* [Directions]
Search the material below for the string "JSON" and list each line that holds it.

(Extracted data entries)
········

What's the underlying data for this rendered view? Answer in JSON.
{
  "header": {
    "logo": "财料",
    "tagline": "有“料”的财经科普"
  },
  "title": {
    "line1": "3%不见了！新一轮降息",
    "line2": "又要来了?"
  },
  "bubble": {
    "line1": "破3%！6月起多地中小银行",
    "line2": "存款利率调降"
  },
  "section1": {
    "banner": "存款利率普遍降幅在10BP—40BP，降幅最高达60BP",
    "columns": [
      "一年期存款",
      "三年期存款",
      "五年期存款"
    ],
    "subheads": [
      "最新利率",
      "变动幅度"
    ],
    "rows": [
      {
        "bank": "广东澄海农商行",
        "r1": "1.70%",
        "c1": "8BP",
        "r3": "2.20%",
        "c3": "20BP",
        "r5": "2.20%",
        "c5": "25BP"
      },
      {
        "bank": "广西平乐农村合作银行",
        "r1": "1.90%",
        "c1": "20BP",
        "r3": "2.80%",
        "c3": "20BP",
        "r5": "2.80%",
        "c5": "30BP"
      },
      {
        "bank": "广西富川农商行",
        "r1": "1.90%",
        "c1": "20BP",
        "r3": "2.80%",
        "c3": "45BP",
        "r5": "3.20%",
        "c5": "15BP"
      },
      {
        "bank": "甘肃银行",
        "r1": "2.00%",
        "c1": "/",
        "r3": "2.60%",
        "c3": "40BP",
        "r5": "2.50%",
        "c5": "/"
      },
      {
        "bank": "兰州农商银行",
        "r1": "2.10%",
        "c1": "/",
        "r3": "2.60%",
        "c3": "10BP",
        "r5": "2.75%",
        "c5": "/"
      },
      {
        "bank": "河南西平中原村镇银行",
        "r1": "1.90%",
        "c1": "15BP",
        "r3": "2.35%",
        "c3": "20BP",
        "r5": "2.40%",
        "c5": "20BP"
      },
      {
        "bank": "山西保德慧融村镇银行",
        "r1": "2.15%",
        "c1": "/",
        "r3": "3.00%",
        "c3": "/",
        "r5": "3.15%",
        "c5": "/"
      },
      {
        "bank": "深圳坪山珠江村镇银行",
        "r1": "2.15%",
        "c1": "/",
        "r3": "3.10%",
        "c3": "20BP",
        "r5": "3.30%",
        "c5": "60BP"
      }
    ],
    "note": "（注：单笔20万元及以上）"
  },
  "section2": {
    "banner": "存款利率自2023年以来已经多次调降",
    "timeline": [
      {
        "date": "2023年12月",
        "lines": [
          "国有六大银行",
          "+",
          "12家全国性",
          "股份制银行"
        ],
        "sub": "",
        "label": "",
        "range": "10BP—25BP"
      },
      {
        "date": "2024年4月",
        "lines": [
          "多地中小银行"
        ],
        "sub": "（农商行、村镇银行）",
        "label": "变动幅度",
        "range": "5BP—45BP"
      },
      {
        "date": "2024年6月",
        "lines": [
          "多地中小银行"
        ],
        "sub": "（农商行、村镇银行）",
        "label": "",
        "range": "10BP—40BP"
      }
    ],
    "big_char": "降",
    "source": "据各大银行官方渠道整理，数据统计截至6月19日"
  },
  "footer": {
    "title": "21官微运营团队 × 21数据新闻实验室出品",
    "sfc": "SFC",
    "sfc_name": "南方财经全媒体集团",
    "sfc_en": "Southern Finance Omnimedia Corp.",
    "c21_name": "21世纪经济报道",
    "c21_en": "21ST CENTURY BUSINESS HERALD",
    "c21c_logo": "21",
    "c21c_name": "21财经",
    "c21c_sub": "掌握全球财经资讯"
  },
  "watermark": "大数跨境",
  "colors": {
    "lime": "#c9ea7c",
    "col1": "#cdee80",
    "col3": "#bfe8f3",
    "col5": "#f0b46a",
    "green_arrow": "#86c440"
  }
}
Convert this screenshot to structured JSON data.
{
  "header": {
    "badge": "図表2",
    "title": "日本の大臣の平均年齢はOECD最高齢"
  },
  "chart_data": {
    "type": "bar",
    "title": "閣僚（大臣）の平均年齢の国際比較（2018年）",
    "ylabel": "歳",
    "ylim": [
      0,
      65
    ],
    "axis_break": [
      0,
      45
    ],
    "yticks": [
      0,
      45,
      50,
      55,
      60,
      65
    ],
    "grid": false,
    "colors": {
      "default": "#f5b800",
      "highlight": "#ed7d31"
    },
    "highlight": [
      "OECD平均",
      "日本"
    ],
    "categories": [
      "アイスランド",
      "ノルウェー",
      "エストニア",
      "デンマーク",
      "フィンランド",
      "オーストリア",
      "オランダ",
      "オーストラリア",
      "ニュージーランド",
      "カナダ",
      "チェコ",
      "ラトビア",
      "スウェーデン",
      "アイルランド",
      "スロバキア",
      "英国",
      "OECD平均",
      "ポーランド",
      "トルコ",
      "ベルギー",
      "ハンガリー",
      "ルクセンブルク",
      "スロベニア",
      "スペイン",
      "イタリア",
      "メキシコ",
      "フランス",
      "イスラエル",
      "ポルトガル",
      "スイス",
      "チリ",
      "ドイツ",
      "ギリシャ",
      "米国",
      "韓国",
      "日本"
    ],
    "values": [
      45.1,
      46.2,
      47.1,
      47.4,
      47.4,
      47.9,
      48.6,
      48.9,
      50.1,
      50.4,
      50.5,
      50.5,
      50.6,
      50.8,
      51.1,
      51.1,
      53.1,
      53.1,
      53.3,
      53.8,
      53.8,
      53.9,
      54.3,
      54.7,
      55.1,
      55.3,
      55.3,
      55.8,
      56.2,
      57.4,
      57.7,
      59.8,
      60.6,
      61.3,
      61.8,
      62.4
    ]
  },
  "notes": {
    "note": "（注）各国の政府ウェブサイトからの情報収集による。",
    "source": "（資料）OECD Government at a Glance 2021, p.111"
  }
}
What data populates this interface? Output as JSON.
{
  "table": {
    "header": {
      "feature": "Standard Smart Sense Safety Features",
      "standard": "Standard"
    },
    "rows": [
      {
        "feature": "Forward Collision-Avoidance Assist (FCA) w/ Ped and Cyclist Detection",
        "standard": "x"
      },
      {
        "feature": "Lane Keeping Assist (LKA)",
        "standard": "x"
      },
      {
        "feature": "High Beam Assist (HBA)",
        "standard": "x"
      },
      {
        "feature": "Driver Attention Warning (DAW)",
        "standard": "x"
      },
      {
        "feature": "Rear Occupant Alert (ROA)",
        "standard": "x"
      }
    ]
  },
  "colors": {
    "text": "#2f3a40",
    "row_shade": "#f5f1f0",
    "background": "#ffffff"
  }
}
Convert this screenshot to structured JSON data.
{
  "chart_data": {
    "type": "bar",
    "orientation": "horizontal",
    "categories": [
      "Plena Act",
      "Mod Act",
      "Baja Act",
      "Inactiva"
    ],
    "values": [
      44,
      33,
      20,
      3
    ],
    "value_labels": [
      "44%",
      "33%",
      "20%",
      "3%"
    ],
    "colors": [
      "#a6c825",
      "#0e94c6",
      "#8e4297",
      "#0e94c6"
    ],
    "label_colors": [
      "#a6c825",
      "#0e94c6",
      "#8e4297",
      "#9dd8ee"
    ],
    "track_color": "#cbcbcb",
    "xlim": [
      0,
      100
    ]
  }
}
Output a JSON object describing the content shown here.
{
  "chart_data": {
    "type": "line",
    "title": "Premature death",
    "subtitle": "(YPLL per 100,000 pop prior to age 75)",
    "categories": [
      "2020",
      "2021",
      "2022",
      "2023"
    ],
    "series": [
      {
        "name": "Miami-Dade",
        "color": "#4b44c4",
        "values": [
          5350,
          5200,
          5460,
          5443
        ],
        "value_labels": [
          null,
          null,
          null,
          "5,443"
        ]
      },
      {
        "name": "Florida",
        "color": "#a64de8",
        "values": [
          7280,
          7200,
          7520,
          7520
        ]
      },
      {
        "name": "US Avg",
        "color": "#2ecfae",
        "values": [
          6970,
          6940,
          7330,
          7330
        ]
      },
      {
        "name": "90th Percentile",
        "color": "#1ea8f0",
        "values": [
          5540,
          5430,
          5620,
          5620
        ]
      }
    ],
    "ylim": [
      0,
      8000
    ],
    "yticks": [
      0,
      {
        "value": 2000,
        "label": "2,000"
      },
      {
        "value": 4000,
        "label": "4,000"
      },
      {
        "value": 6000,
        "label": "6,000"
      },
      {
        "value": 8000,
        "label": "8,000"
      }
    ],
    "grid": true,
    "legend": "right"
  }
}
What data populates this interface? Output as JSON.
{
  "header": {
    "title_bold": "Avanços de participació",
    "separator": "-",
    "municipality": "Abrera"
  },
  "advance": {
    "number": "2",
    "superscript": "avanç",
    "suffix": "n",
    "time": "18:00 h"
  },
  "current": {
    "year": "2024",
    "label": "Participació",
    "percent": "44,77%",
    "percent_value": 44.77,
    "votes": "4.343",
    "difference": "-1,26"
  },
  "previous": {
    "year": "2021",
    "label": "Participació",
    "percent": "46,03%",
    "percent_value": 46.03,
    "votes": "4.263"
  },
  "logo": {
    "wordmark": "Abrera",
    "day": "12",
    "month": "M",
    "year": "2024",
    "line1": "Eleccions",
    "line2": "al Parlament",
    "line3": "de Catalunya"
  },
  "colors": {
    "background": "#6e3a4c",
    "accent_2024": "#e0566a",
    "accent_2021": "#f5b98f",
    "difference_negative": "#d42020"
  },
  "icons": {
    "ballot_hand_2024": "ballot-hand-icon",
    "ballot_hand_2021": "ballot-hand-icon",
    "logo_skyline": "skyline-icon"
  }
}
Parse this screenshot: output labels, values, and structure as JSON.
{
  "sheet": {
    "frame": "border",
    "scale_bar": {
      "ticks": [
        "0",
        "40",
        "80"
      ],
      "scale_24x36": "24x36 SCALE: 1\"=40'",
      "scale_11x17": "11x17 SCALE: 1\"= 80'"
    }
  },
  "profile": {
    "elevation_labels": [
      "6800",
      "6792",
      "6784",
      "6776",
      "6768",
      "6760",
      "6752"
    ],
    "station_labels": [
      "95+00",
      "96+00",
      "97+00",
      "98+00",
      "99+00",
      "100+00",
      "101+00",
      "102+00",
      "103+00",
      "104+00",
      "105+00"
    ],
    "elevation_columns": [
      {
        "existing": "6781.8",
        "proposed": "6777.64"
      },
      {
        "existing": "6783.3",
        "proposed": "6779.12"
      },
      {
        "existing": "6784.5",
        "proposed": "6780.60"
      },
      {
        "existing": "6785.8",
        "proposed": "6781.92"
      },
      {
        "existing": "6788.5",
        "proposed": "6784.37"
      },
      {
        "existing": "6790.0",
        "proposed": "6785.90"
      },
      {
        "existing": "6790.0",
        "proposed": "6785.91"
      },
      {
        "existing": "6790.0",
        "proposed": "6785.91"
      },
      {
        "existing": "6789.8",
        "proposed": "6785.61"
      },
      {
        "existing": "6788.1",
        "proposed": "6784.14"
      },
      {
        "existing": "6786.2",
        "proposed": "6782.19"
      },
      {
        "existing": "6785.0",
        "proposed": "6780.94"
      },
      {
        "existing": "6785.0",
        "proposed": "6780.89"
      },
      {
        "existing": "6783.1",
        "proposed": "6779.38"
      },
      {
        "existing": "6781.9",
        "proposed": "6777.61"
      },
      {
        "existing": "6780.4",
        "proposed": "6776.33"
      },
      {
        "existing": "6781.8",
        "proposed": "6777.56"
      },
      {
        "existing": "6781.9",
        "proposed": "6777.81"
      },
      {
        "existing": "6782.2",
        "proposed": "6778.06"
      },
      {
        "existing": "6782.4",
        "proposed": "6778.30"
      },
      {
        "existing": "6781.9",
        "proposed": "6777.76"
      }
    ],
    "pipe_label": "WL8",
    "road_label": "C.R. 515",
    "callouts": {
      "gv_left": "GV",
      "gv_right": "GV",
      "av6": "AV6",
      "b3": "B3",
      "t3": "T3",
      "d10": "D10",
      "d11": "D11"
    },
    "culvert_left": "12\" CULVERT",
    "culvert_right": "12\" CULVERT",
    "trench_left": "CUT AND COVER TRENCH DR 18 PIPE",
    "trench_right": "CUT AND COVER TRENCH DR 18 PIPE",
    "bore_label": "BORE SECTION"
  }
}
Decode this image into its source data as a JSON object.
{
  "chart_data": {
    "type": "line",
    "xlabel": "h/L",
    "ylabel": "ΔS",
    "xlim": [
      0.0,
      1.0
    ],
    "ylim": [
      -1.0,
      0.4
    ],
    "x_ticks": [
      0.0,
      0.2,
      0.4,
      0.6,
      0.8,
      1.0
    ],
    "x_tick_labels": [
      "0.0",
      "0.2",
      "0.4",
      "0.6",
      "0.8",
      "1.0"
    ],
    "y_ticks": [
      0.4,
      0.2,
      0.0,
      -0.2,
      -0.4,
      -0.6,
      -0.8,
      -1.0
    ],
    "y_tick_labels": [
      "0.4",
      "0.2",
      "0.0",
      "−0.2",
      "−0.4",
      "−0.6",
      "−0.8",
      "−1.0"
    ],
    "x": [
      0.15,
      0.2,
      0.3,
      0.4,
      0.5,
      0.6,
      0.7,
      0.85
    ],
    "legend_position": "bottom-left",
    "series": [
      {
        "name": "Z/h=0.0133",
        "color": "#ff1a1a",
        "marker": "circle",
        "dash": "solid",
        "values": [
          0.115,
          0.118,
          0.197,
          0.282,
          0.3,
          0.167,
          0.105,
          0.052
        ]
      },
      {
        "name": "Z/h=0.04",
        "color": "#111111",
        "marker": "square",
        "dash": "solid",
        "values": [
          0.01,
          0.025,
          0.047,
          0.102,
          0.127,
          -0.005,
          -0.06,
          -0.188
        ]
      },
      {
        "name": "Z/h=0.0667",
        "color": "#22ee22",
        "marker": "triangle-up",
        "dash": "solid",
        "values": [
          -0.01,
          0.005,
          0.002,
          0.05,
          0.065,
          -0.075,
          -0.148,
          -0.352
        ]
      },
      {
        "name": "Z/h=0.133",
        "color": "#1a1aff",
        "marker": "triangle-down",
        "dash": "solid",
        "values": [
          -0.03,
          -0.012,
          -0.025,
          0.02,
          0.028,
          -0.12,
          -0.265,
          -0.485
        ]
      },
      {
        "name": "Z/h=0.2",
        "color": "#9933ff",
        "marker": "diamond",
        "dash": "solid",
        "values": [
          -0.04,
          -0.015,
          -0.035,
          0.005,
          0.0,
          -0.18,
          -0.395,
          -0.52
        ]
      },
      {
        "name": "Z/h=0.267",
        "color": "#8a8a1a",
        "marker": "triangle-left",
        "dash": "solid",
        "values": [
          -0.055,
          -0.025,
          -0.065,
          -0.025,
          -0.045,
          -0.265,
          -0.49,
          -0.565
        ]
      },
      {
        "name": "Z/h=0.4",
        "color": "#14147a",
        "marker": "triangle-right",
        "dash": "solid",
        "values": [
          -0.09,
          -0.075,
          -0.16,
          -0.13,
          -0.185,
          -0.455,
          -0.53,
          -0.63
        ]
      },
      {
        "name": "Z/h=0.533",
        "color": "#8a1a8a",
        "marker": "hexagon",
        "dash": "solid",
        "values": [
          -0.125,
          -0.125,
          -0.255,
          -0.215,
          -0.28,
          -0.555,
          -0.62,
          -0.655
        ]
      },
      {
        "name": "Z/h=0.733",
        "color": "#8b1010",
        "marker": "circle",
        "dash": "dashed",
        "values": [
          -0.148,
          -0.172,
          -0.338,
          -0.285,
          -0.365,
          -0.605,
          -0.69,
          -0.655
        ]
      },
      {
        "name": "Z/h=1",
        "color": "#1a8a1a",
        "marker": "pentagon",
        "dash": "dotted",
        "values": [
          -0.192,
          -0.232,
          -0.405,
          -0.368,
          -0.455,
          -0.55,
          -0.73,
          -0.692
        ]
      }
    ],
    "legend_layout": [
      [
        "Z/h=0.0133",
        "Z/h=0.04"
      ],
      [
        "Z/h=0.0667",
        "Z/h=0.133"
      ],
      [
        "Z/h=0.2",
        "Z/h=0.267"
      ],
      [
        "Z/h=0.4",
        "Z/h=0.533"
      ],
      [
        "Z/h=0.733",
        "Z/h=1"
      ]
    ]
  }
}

········

* [Expected answer]
What's the underlying data for this rendered view? Answer in JSON.
Convert this screenshot to structured JSON data.
What data populates this interface? Output as JSON.
Convert this screenshot to structured JSON data.
Output a JSON object describing the content shown here.
What data populates this interface? Output as JSON.
Parse this screenshot: output labels, values, and structure as JSON.
Decode this image into its source data as a JSON object.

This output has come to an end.